▶ _Data_:
** start **

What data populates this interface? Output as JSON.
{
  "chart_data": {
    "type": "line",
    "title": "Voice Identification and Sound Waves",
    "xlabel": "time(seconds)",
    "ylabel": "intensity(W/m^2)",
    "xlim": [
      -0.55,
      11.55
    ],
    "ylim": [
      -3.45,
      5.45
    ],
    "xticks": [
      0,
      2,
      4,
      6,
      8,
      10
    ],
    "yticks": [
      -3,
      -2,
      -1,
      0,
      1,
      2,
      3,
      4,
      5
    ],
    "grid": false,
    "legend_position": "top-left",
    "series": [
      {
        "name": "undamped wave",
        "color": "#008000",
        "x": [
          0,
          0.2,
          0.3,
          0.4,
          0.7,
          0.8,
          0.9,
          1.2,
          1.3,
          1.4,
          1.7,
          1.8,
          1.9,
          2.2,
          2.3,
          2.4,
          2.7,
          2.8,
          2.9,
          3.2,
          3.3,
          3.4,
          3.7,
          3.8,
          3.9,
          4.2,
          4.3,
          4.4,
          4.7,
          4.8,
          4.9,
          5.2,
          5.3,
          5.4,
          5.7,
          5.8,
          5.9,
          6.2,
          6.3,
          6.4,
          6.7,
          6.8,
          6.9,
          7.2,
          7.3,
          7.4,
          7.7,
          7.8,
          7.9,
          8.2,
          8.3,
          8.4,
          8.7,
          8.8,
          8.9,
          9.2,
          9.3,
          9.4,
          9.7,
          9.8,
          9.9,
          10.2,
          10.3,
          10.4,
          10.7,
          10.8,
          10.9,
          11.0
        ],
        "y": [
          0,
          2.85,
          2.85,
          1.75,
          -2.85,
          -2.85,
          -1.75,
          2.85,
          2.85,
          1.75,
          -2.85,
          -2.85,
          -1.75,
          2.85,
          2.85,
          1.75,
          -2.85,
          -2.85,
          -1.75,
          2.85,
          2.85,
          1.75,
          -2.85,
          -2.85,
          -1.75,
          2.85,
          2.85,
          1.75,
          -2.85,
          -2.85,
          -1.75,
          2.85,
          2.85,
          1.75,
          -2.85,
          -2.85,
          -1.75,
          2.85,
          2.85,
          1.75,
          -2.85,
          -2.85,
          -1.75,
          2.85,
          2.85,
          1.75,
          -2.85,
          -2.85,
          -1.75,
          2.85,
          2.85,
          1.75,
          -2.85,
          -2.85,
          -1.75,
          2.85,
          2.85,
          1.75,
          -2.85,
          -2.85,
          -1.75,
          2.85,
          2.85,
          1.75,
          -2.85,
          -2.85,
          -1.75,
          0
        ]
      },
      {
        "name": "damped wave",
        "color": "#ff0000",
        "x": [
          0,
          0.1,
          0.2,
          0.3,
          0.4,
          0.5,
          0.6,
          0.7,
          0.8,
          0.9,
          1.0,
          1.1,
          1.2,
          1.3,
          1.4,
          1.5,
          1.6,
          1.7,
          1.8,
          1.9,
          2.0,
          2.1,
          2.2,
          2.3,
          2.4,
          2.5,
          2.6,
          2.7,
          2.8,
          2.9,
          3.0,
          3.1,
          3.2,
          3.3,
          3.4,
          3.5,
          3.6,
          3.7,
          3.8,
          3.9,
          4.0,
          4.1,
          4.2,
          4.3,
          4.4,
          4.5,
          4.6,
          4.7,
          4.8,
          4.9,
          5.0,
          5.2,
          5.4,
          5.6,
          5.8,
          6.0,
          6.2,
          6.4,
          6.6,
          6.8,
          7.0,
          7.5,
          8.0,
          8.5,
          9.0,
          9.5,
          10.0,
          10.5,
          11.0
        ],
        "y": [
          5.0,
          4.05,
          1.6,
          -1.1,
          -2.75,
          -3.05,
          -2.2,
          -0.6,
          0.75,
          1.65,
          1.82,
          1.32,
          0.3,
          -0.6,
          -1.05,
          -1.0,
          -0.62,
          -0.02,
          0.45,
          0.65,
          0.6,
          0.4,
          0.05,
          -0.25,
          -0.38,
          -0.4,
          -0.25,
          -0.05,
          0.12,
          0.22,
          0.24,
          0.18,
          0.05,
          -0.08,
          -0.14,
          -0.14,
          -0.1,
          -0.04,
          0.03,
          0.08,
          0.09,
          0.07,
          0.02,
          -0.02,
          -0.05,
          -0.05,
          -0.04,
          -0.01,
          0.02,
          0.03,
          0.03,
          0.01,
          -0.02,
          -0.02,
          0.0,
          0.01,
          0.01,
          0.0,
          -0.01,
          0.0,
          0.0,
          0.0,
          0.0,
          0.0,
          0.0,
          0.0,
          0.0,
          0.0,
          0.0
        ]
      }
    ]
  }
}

** end **

▶ _Description of the task_: Read the data above. Pull out each line in which the string "name" appears.

▶ _Solution to the problem_:
        "name": "undamped wave",
        "name": "damped wave",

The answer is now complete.